Task to carry out
From the senior career list in the profile of Dimitrios Arvanitis below, give every spell in which he scored at least one goal, with its years, team and goal count.
[[ Selected extract open ]]
Dimitrios Arvanitis

Personal information
- Full name: Dimitrios Arvanitis
- Date of birth: 9 August 1980 (age 45)
- Place of birth: Amaliada, Greece
- Height: 1.81 m (5 ft 11 in)
- Position: Centre back

Senior career*
- Years: Team / Apps / (Gls)
- 2001–2004: Paniliakos / 46 / (3)
- 2004–2009: OFI / 61 / (0)
- 2009–2010: Olympiacos Volos / 20 / (0)
- 2010–2011: Ionikos / 28 / (1)
- 2011–2013: Kallithea / 62 / (4)
- 2013–2015: Olympiacos Volos / 45 / (0)
- 2015–2017: Panelefsiniakos / 15 / (0)
- 2017–2018: Asteras Amaliada / 13 / (0)
- 2018–2019: Paniliakos / 23 / (0)
- 2019–2020: Aias Gastounis / 15 / (0)
- 2020–2021: Asteras Amaliada

= Dimitrios Arvanitis =

Greek footballer (born 1980)

Dimitrios Arvanitis (Δημήτριος Αρβανίτης; born 9 August 1980) is a Greek former footballer who played as a centre back.

== Club career ==
Arvanitis previously played in the Super League Greece with Paniliakos, OFI and Olympiacos Volos. He also played for Ionikos, Kallithea, Panelefsiniakos, Asteras Amaliada, Paniliakos and Aias Gastounis.
[[ Selected extract closed ]]
[[ Excerpted records open ]]
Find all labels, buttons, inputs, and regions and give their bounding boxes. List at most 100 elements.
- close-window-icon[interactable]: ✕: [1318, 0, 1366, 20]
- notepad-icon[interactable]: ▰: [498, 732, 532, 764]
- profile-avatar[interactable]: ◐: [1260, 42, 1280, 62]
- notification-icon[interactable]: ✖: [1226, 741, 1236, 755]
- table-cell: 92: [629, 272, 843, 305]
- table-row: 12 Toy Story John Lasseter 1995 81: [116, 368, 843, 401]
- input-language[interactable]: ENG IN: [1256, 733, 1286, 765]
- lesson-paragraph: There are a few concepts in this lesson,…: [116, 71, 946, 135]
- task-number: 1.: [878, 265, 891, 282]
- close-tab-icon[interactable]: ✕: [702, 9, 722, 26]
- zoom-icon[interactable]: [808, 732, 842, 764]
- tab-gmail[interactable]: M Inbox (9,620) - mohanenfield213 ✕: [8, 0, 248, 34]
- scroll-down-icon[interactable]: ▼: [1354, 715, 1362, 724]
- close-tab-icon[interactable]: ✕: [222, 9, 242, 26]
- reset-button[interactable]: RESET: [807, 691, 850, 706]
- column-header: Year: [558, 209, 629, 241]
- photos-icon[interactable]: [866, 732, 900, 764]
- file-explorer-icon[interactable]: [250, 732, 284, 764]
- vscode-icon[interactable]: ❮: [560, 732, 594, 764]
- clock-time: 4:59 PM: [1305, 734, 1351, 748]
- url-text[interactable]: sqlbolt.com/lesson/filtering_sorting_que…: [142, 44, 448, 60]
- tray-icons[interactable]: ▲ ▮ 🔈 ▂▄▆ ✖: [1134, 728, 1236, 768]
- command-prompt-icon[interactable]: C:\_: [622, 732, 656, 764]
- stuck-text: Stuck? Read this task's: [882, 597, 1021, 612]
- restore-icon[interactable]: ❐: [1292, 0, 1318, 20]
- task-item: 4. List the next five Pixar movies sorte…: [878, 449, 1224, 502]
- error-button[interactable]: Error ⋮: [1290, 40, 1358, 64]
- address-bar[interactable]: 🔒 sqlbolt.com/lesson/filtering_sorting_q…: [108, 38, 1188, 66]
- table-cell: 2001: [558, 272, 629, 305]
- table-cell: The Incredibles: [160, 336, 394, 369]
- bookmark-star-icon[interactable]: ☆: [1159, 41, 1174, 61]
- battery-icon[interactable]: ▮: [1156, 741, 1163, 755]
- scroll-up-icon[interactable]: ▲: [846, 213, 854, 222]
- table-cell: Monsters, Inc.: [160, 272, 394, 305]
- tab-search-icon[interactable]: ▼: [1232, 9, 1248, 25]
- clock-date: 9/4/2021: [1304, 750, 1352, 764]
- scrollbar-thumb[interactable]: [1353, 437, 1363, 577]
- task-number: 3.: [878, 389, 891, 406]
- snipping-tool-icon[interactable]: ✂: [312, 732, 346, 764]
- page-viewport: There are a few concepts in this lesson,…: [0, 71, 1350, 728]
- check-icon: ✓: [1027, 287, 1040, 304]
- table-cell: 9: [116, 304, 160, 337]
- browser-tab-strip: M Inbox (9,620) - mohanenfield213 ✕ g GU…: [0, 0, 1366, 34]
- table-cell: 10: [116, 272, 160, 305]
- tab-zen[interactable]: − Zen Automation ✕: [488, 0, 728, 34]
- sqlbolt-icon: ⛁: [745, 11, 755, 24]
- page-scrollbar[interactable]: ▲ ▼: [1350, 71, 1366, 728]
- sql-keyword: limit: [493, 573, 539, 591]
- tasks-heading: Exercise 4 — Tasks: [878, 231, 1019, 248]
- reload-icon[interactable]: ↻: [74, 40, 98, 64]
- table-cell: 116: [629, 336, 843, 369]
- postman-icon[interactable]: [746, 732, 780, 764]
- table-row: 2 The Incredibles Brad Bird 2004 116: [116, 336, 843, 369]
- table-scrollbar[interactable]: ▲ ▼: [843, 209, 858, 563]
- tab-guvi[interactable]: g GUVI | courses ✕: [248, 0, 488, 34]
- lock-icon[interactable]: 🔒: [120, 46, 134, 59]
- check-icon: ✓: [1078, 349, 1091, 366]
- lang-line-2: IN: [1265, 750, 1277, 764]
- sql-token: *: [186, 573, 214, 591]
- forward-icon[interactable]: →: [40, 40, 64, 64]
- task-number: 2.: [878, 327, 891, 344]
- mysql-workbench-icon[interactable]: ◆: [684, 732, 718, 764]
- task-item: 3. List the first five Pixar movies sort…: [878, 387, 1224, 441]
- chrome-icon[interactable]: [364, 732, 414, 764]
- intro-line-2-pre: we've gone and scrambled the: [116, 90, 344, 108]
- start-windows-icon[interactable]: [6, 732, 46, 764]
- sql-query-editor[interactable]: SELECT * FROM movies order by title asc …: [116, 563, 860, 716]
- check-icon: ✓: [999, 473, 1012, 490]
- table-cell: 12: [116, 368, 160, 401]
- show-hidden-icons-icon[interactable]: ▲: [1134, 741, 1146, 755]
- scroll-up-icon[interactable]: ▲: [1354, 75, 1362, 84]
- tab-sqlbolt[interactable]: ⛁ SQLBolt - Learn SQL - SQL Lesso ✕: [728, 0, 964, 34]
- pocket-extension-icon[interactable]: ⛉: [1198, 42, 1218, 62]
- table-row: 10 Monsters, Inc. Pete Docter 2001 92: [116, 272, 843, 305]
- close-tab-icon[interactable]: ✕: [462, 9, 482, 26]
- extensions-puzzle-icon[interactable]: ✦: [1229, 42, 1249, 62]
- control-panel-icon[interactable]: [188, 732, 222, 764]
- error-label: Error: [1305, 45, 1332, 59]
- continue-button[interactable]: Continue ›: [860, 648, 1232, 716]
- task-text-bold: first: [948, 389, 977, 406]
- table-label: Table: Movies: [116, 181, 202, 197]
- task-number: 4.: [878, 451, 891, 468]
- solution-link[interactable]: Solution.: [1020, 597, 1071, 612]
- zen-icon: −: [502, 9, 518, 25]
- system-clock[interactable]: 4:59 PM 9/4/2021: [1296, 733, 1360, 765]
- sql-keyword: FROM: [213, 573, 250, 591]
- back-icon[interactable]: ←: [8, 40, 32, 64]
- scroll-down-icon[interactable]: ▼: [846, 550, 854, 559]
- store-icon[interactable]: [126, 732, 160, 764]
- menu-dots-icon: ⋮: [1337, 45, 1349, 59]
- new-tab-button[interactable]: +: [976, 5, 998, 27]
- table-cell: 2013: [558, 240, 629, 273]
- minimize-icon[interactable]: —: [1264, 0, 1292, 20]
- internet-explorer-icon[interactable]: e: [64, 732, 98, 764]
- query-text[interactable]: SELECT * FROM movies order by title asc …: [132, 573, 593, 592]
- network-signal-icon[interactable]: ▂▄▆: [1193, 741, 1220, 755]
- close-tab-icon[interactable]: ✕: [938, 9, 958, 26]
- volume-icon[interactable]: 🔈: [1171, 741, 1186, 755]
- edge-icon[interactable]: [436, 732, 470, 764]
[[ Excerpted records closed ]]
Answer section
- 2001–2004, Paniliakos: 3 goals
- 2010–2011, Ionikos: 1 goal
- 2011–2013, Kallithea: 4 goals